Task to complete:
Your job is to restate each entry word for word.

────────────────────────────────────────

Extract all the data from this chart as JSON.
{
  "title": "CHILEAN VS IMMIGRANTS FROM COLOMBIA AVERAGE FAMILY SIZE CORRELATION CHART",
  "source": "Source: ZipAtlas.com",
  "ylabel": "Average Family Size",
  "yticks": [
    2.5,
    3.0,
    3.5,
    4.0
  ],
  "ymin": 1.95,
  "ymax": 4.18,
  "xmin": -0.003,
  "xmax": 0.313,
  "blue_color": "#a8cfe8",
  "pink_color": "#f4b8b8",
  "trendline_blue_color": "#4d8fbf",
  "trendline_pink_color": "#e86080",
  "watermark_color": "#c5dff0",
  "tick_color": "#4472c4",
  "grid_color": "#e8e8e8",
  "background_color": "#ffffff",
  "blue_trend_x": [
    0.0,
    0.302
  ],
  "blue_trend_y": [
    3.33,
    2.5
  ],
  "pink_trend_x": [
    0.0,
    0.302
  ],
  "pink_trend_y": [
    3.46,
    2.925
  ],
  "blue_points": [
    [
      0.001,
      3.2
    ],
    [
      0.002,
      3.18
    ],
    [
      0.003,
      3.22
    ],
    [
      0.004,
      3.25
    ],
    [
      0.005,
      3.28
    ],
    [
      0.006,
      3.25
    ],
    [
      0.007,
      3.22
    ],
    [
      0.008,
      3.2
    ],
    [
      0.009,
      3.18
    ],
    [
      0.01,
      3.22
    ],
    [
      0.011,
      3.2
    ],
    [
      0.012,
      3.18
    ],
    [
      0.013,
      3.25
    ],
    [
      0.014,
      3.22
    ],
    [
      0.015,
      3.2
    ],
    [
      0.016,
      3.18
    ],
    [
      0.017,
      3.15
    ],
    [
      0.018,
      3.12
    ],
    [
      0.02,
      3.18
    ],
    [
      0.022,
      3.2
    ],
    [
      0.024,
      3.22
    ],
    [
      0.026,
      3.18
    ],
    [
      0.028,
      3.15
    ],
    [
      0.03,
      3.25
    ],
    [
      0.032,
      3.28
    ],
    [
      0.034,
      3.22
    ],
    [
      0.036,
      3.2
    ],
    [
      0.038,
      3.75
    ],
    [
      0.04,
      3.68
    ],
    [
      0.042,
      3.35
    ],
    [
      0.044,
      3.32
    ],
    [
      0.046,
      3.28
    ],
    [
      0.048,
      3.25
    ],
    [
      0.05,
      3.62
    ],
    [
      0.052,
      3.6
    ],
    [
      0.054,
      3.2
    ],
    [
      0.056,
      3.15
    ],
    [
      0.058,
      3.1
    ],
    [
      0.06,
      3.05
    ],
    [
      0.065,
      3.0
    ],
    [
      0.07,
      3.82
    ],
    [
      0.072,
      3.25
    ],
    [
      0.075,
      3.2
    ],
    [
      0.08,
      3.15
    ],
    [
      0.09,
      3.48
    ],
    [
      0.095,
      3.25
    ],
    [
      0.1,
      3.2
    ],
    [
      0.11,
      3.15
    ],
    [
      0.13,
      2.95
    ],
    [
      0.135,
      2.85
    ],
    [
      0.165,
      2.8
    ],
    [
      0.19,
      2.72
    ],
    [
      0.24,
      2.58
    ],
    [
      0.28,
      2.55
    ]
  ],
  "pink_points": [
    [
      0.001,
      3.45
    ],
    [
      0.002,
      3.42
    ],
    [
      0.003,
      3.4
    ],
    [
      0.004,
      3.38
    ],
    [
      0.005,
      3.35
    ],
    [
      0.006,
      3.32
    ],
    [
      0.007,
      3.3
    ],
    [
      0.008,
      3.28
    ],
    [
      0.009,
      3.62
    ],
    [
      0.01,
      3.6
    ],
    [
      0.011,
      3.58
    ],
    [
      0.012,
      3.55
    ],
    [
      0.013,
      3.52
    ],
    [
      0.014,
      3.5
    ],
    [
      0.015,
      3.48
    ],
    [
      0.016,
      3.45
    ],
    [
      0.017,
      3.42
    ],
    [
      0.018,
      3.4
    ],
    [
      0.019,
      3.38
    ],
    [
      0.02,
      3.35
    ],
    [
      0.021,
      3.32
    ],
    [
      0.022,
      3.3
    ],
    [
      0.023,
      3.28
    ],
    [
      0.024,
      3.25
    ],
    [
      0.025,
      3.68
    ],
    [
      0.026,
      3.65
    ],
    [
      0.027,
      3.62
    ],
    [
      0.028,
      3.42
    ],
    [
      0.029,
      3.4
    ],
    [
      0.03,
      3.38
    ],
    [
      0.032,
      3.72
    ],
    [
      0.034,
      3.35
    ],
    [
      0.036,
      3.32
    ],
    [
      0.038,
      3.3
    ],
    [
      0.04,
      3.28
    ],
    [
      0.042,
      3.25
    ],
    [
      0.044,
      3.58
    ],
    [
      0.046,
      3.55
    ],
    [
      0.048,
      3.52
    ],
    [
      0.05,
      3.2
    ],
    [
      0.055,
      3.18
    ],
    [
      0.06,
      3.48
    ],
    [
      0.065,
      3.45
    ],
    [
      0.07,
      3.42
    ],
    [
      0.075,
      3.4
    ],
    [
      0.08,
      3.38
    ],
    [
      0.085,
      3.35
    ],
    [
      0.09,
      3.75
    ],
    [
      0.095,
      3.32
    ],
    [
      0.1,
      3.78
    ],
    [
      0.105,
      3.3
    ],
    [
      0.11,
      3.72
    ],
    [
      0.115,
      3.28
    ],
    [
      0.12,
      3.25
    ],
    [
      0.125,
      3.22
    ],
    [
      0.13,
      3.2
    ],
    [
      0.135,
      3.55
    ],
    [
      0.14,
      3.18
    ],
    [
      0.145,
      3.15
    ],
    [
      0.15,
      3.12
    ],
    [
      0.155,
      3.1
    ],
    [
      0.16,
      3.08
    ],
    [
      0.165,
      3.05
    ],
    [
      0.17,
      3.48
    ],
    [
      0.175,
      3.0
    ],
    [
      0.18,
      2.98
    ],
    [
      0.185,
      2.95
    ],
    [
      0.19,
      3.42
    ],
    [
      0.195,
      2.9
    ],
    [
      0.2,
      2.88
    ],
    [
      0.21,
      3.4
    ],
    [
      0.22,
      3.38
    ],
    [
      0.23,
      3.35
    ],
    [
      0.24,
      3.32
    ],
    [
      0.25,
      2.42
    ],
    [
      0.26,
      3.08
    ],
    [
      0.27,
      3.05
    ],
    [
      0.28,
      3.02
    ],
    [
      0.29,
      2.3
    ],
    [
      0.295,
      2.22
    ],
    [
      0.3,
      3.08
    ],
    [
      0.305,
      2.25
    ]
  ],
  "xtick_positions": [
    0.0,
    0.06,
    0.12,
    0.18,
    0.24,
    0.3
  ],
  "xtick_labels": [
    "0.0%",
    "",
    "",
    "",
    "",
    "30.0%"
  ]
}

────────────────────────────────────────

In response:
Extract all the data from this chart as JSON.
{
  "title": "CHILEAN VS IMMIGRANTS FROM COLOMBIA AVERAGE FAMILY SIZE CORRELATION CHART",
  "source": "Source: ZipAtlas.com",
  "ylabel": "Average Family Size",
  "yticks": [
    2.5,
    3.0,
    3.5,
    4.0
  ],
  "ymin": 1.95,
  "ymax": 4.18,
  "xmin": -0.003,
  "xmax": 0.313,
  "blue_color": "#a8cfe8",
  "pink_color": "#f4b8b8",
  "trendline_blue_color": "#4d8fbf",
  "trendline_pink_color": "#e86080",
  "watermark_color": "#c5dff0",
  "tick_color": "#4472c4",
  "grid_color": "#e8e8e8",
  "background_color": "#ffffff",
  "blue_trend_x": [
    0.0,
    0.302
  ],
  "blue_trend_y": [
    3.33,
    2.5
  ],
  "pink_trend_x": [
    0.0,
    0.302
  ],
  "pink_trend_y": [
    3.46,
    2.925
  ],
  "blue_points": [
    [
      0.001,
      3.2
    ],
    [
      0.002,
      3.18
    ],
    [
      0.003,
      3.22
    ],
    [
      0.004,
      3.25
    ],
    [
      0.005,
      3.28
    ],
    [
      0.006,
      3.25
    ],
    [
      0.007,
      3.22
    ],
    [
      0.008,
      3.2
    ],
    [
      0.009,
      3.18
    ],
    [
      0.01,
      3.22
    ],
    [
      0.011,
      3.2
    ],
    [
      0.012,
      3.18
    ],
    [
      0.013,
      3.25
    ],
    [
      0.014,
      3.22
    ],
    [
      0.015,
      3.2
    ],
    [
      0.016,
      3.18
    ],
    [
      0.017,
      3.15
    ],
    [
      0.018,
      3.12
    ],
    [
      0.02,
      3.18
    ],
    [
      0.022,
      3.2
    ],
    [
      0.024,
      3.22
    ],
    [
      0.026,
      3.18
    ],
    [
      0.028,
      3.15
    ],
    [
      0.03,
      3.25
    ],
    [
      0.032,
      3.28
    ],
    [
      0.034,
      3.22
    ],
    [
      0.036,
      3.2
    ],
    [
      0.038,
      3.75
    ],
    [
      0.04,
      3.68
    ],
    [
      0.042,
      3.35
    ],
    [
      0.044,
      3.32
    ],
    [
      0.046,
      3.28
    ],
    [
      0.048,
      3.25
    ],
    [
      0.05,
      3.62
    ],
    [
      0.052,
      3.6
    ],
    [
      0.054,
      3.2
    ],
    [
      0.056,
      3.15
    ],
    [
      0.058,
      3.1
    ],
    [
      0.06,
      3.05
    ],
    [
      0.065,
      3.0
    ],
    [
      0.07,
      3.82
    ],
    [
      0.072,
      3.25
    ],
    [
      0.075,
      3.2
    ],
    [
      0.08,
      3.15
    ],
    [
      0.09,
      3.48
    ],
    [
      0.095,
      3.25
    ],
    [
      0.1,
      3.2
    ],
    [
      0.11,
      3.15
    ],
    [
      0.13,
      2.95
    ],
    [
      0.135,
      2.85
    ],
    [
      0.165,
      2.8
    ],
    [
      0.19,
      2.72
    ],
    [
      0.24,
      2.58
    ],
    [
      0.28,
      2.55
    ]
  ],
  "pink_points": [
    [
      0.001,
      3.45
    ],
    [
      0.002,
      3.42
    ],
    [
      0.003,
      3.4
    ],
    [
      0.004,
      3.38
    ],
    [
      0.005,
      3.35
    ],
    [
      0.006,
      3.32
    ],
    [
      0.007,
      3.3
    ],
    [
      0.008,
      3.28
    ],
    [
      0.009,
      3.62
    ],
    [
      0.01,
      3.6
    ],
    [
      0.011,
      3.58
    ],
    [
      0.012,
      3.55
    ],
    [
      0.013,
      3.52
    ],
    [
      0.014,
      3.5
    ],
    [
      0.015,
      3.48
    ],
    [
      0.016,
      3.45
    ],
    [
      0.017,
      3.42
    ],
    [
      0.018,
      3.4
    ],
    [
      0.019,
      3.38
    ],
    [
      0.02,
      3.35
    ],
    [
      0.021,
      3.32
    ],
    [
      0.022,
      3.3
    ],
    [
      0.023,
      3.28
    ],
    [
      0.024,
      3.25
    ],
    [
      0.025,
      3.68
    ],
    [
      0.026,
      3.65
    ],
    [
      0.027,
      3.62
    ],
    [
      0.028,
      3.42
    ],
    [
      0.029,
      3.4
    ],
    [
      0.03,
      3.38
    ],
    [
      0.032,
      3.72
    ],
    [
      0.034,
      3.35
    ],
    [
      0.036,
      3.32
    ],
    [
      0.038,
      3.3
    ],
    [
      0.04,
      3.28
    ],
    [
      0.042,
      3.25
    ],
    [
      0.044,
      3.58
    ],
    [
      0.046,
      3.55
    ],
    [
      0.048,
      3.52
    ],
    [
      0.05,
      3.2
    ],
    [
      0.055,
      3.18
    ],
    [
      0.06,
      3.48
    ],
    [
      0.065,
      3.45
    ],
    [
      0.07,
      3.42
    ],
    [
      0.075,
      3.4
    ],
    [
      0.08,
      3.38
    ],
    [
      0.085,
      3.35
    ],
    [
      0.09,
      3.75
    ],
    [
      0.095,
      3.32
    ],
    [
      0.1,
      3.78
    ],
    [
      0.105,
      3.3
    ],
    [
      0.11,
      3.72
    ],
    [
      0.115,
      3.28
    ],
    [
      0.12,
      3.25
    ],
    [
      0.125,
      3.22
    ],
    [
      0.13,
      3.2
    ],
    [
      0.135,
      3.55
    ],
    [
      0.14,
      3.18
    ],
    [
      0.145,
      3.15
    ],
    [
      0.15,
      3.12
    ],
    [
      0.155,
      3.1
    ],
    [
      0.16,
      3.08
    ],
    [
      0.165,
      3.05
    ],
    [
      0.17,
      3.48
    ],
    [
      0.175,
      3.0
    ],
    [
      0.18,
      2.98
    ],
    [
      0.185,
      2.95
    ],
    [
      0.19,
      3.42
    ],
    [
      0.195,
      2.9
    ],
    [
      0.2,
      2.88
    ],
    [
      0.21,
      3.4
    ],
    [
      0.22,
      3.38
    ],
    [
      0.23,
      3.35
    ],
    [
      0.24,
      3.32
    ],
    [
      0.25,
      2.42
    ],
    [
      0.26,
      3.08
    ],
    [
      0.27,
      3.05
    ],
    [
      0.28,
      3.02
    ],
    [
      0.29,
      2.3
    ],
    [
      0.295,
      2.22
    ],
    [
      0.3,
      3.08
    ],
    [
      0.305,
      2.25
    ]
  ],
  "xtick_positions": [
    0.0,
    0.06,
    0.12,
    0.18,
    0.24,
    0.3
  ],
  "xtick_labels": [
    "0.0%",
    "",
    "",
    "",
    "",
    "30.0%"
  ]
}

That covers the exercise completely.